> [Extracted material]:
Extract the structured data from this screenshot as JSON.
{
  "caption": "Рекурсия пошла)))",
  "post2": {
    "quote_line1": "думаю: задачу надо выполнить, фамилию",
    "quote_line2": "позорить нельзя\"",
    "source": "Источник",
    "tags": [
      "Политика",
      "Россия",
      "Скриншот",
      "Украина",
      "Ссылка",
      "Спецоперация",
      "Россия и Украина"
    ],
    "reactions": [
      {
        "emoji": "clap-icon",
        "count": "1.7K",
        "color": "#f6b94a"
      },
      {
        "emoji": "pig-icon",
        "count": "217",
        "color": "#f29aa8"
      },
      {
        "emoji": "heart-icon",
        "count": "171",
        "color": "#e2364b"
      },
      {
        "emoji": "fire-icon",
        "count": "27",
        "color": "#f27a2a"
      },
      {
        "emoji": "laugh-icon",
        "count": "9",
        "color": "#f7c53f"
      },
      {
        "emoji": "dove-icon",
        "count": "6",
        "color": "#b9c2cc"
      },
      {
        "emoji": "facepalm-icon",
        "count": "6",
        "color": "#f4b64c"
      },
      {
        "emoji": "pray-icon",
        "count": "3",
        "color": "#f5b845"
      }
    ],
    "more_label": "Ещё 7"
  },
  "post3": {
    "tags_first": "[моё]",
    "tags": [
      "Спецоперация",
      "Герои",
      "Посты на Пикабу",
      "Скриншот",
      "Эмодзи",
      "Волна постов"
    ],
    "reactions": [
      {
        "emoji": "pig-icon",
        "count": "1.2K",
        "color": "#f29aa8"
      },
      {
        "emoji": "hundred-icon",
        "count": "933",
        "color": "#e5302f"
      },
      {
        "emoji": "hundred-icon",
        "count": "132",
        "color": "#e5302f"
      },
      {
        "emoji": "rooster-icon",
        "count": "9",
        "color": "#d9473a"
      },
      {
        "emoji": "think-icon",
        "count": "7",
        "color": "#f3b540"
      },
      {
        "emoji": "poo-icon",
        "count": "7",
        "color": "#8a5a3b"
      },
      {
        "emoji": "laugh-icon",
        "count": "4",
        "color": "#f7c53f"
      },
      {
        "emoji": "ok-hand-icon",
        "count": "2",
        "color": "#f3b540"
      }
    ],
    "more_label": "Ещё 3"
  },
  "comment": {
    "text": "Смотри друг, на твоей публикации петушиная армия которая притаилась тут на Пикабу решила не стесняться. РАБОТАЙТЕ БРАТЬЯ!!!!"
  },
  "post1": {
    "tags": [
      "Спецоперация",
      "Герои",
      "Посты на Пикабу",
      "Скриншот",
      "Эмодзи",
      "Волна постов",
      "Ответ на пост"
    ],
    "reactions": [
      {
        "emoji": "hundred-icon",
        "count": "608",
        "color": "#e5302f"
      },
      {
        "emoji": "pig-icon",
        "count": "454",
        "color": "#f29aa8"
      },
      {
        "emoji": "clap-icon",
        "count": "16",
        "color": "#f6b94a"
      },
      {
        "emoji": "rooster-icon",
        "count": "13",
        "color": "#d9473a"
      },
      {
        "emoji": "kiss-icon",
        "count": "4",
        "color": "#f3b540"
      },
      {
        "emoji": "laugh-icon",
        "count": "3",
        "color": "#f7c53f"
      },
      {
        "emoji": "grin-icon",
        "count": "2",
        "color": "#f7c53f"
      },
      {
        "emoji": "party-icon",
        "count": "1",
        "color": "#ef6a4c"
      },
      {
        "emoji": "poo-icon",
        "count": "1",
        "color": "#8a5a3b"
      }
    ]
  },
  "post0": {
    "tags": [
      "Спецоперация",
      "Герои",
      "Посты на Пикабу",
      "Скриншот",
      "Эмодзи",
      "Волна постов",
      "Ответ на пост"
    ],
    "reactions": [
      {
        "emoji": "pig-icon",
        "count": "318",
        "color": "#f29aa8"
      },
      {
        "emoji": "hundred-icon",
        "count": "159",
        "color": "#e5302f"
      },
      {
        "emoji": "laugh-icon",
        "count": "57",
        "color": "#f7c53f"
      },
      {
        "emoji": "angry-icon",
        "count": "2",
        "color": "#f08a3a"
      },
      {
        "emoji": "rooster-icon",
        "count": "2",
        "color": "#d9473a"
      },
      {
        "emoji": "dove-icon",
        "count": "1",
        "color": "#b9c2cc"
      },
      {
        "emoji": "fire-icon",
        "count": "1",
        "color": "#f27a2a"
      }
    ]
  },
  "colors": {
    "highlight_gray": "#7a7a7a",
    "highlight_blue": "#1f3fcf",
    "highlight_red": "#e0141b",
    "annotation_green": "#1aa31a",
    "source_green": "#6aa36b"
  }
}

> [The request]:
Repeat the records exactly, including every line.

> [Result]:
Extract the structured data from this screenshot as JSON.
{
  "caption": "Рекурсия пошла)))",
  "post2": {
    "quote_line1": "думаю: задачу надо выполнить, фамилию",
    "quote_line2": "позорить нельзя\"",
    "source": "Источник",
    "tags": [
      "Политика",
      "Россия",
      "Скриншот",
      "Украина",
      "Ссылка",
      "Спецоперация",
      "Россия и Украина"
    ],
    "reactions": [
      {
        "emoji": "clap-icon",
        "count": "1.7K",
        "color": "#f6b94a"
      },
      {
        "emoji": "pig-icon",
        "count": "217",
        "color": "#f29aa8"
      },
      {
        "emoji": "heart-icon",
        "count": "171",
        "color": "#e2364b"
      },
      {
        "emoji": "fire-icon",
        "count": "27",
        "color": "#f27a2a"
      },
      {
        "emoji": "laugh-icon",
        "count": "9",
        "color": "#f7c53f"
      },
      {
        "emoji": "dove-icon",
        "count": "6",
        "color": "#b9c2cc"
      },
      {
        "emoji": "facepalm-icon",
        "count": "6",
        "color": "#f4b64c"
      },
      {
        "emoji": "pray-icon",
        "count": "3",
        "color": "#f5b845"
      }
    ],
    "more_label": "Ещё 7"
  },
  "post3": {
    "tags_first": "[моё]",
    "tags": [
      "Спецоперация",
      "Герои",
      "Посты на Пикабу",
      "Скриншот",
      "Эмодзи",
      "Волна постов"
    ],
    "reactions": [
      {
        "emoji": "pig-icon",
        "count": "1.2K",
        "color": "#f29aa8"
      },
      {
        "emoji": "hundred-icon",
        "count": "933",
        "color": "#e5302f"
      },
      {
        "emoji": "hundred-icon",
        "count": "132",
        "color": "#e5302f"
      },
      {
        "emoji": "rooster-icon",
        "count": "9",
        "color": "#d9473a"
      },
      {
        "emoji": "think-icon",
        "count": "7",
        "color": "#f3b540"
      },
      {
        "emoji": "poo-icon",
        "count": "7",
        "color": "#8a5a3b"
      },
      {
        "emoji": "laugh-icon",
        "count": "4",
        "color": "#f7c53f"
      },
      {
        "emoji": "ok-hand-icon",
        "count": "2",
        "color": "#f3b540"
      }
    ],
    "more_label": "Ещё 3"
  },
  "comment": {
    "text": "Смотри друг, на твоей публикации петушиная армия которая притаилась тут на Пикабу решила не стесняться. РАБОТАЙТЕ БРАТЬЯ!!!!"
  },
  "post1": {
    "tags": [
      "Спецоперация",
      "Герои",
      "Посты на Пикабу",
      "Скриншот",
      "Эмодзи",
      "Волна постов",
      "Ответ на пост"
    ],
    "reactions": [
      {
        "emoji": "hundred-icon",
        "count": "608",
        "color": "#e5302f"
      },
      {
        "emoji": "pig-icon",
        "count": "454",
        "color": "#f29aa8"
      },
      {
        "emoji": "clap-icon",
        "count": "16",
        "color": "#f6b94a"
      },
      {
        "emoji": "rooster-icon",
        "count": "13",
        "color": "#d9473a"
      },
      {
        "emoji": "kiss-icon",
        "count": "4",
        "color": "#f3b540"
      },
      {
        "emoji": "laugh-icon",
        "count": "3",
        "color": "#f7c53f"
      },
      {
        "emoji": "grin-icon",
        "count": "2",
        "color": "#f7c53f"
      },
      {
        "emoji": "party-icon",
        "count": "1",
        "color": "#ef6a4c"
      },
      {
        "emoji": "poo-icon",
        "count": "1",
        "color": "#8a5a3b"
      }
    ]
  },
  "post0": {
    "tags": [
      "Спецоперация",
      "Герои",
      "Посты на Пикабу",
      "Скриншот",
      "Эмодзи",
      "Волна постов",
      "Ответ на пост"
    ],
    "reactions": [
      {
        "emoji": "pig-icon",
        "count": "318",
        "color": "#f29aa8"
      },
      {
        "emoji": "hundred-icon",
        "count": "159",
        "color": "#e5302f"
      },
      {
        "emoji": "laugh-icon",
        "count": "57",
        "color": "#f7c53f"
      },
      {
        "emoji": "angry-icon",
        "count": "2",
        "color": "#f08a3a"
      },
      {
        "emoji": "rooster-icon",
        "count": "2",
        "color": "#d9473a"
      },
      {
        "emoji": "dove-icon",
        "count": "1",
        "color": "#b9c2cc"
      },
      {
        "emoji": "fire-icon",
        "count": "1",
        "color": "#f27a2a"
      }
    ]
  },
  "colors": {
    "highlight_gray": "#7a7a7a",
    "highlight_blue": "#1f3fcf",
    "highlight_red": "#e0141b",
    "annotation_green": "#1aa31a",
    "source_green": "#6aa36b"
  }
}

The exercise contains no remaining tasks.